*Extract provided:*
──────────────────────────────

Tuesday, June 26, 2018

Db2 for z/OS PBG Table Spaces: The Ins and Outs of Partition Addition

In an entry posted to this blog about three years ago, I advocated for putting some thought into the PBG versus PBR decision (partition-by-growth versus partition-by-range) for larger tables (for smaller tables, PBG is often the sensible choice, especially when the associated table space is likely to have only one partition). I pointed out in the aforementioned blog entry several advantages pertaining to PBR table spaces in a large-table context, but acknowledged as well the attractiveness of PBG table spaces from a DBA's perspective (easy to define, pretty easy to administer). In the entry I'm writing today, I want to shed some light on an aspect of PBG table spaces that is a) important, b) not often taken into account, and c) not very well understood by a lot of Db2 people. What am I talking about? Partition addition - in particular, the dynamic and automatic adding of a partition by Db2 to a PBG table space as needed to provide space for more table rows.

──────────────────────────────

*List of tasks:*
**1)** In the blog entry on Db2 PBG table spaces, which aspect of PBG table spaces does the author say they want to explain?
**2)** Carry the blog entry on Db2 PBG table spaces forward from its final sentence.

*Raw records:*

──────────────────────────────

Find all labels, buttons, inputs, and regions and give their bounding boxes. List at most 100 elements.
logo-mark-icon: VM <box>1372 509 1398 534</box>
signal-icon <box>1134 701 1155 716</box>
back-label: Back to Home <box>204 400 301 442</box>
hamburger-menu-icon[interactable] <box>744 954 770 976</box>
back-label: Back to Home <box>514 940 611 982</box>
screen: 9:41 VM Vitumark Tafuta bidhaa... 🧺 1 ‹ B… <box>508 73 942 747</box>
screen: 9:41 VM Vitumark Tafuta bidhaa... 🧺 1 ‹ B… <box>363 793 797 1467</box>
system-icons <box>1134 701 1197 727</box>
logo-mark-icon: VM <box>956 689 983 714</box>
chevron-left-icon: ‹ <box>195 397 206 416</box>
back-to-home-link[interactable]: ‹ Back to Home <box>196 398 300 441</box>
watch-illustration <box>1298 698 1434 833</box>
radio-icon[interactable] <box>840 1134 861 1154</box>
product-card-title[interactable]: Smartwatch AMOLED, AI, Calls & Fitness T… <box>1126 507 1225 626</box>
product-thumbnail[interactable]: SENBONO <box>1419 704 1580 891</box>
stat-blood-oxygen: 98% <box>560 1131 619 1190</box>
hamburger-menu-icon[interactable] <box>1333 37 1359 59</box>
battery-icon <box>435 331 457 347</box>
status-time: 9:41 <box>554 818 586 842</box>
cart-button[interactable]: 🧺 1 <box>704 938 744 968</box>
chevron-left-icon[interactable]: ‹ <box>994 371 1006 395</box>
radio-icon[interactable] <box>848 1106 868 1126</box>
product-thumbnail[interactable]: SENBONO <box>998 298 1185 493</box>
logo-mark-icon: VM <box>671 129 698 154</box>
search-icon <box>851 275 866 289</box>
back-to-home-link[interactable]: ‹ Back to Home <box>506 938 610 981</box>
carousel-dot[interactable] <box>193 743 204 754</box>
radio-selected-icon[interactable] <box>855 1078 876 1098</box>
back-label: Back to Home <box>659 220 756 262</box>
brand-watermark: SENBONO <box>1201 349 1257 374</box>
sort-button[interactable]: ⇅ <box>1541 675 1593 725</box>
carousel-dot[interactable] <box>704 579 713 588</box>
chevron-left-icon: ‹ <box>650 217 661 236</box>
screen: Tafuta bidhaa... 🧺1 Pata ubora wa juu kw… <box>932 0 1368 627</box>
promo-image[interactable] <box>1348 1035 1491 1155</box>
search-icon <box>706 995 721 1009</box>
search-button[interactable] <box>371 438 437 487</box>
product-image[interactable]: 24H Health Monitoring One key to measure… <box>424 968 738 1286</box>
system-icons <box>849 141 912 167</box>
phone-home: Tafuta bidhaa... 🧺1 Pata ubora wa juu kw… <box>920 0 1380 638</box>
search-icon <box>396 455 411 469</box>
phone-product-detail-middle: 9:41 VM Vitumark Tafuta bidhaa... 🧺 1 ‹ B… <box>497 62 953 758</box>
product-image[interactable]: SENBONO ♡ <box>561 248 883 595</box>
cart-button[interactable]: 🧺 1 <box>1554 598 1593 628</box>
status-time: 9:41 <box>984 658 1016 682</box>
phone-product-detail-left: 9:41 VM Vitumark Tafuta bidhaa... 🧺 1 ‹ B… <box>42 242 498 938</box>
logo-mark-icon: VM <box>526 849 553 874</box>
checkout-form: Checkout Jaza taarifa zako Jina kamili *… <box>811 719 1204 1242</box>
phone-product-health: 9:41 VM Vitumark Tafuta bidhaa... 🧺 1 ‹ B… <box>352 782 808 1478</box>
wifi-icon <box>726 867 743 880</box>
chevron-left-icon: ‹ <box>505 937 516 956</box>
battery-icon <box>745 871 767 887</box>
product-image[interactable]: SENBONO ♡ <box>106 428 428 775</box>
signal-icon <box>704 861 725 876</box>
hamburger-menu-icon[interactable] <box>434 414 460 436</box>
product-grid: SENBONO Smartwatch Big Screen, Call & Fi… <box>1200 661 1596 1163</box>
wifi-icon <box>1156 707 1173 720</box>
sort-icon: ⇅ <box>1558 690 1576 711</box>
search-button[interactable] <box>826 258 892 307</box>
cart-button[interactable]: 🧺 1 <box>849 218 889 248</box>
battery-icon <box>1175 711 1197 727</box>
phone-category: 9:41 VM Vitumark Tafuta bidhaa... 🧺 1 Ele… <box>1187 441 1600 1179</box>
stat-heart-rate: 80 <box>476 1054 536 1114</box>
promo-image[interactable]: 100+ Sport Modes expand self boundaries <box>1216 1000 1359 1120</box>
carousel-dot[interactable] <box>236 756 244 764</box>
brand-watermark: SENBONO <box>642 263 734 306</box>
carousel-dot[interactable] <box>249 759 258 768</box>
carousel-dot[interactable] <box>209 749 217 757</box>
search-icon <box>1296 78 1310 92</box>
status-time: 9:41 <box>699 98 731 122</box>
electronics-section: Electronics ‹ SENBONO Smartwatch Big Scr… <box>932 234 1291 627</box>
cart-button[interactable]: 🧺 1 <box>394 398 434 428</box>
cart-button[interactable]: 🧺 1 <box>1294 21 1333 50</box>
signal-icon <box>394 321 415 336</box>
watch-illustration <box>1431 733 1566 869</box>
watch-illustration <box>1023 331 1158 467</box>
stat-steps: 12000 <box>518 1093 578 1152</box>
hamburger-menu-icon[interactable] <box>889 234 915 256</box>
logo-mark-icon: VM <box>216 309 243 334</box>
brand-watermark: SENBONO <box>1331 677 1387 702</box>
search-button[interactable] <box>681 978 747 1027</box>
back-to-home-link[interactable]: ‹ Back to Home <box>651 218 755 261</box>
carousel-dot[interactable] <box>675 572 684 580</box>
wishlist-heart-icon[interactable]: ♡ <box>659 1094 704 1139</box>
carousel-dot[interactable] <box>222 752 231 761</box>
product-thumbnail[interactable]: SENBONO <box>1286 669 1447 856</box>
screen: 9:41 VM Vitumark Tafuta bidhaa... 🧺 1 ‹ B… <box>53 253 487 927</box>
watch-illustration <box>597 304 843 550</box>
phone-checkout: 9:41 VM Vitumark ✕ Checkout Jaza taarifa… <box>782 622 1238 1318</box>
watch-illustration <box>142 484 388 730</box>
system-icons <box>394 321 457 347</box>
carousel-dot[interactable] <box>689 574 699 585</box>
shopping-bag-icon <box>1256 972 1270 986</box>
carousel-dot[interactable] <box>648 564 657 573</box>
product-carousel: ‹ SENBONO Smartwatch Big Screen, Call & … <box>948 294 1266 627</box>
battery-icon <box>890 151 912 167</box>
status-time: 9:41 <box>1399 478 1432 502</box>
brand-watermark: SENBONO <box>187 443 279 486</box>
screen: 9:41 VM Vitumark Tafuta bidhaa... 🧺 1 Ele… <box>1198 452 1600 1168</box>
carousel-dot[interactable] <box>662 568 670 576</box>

──────────────────────────────

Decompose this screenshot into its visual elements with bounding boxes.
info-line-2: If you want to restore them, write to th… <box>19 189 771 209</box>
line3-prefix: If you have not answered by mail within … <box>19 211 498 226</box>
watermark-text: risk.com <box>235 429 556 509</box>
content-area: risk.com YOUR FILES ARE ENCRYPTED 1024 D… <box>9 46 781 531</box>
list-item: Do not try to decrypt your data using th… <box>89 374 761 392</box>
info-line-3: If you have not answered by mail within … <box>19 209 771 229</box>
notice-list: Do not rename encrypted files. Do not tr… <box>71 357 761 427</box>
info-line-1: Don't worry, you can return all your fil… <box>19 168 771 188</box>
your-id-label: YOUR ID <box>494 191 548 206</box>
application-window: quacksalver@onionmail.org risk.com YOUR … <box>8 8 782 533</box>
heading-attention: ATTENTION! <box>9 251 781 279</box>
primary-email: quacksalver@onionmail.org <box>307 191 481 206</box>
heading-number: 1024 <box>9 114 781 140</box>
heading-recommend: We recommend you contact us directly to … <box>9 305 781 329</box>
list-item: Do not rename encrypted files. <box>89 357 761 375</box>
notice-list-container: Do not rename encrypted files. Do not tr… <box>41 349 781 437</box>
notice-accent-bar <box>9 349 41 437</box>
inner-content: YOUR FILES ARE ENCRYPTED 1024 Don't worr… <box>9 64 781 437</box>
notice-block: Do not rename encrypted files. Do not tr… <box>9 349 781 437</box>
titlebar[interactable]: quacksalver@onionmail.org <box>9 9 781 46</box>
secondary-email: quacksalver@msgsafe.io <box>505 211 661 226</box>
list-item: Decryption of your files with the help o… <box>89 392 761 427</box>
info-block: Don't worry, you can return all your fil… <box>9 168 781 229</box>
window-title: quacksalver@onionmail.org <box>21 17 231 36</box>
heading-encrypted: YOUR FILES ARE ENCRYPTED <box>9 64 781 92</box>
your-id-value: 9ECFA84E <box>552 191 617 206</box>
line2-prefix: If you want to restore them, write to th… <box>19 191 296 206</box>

──────────────────────────────

*Results of the exercise:*
**1)** Partition addition, meaning Db2's dynamic and automatic adding of a partition to a PBG table space when more table rows need space.

**2)**
Now, you might be thinking, "I'm quite familiar with that mechanism. It's one of the features that I most like about PBG table spaces. When partition n of a PBG table space gets full, Db2 automatically adds partition n+1, to accommodate addition row-insert operations." The thing is, if that's your understanding of how PBG partition addition works then your understanding is a bit off the mark (aside from an exception I'll get to momentarily).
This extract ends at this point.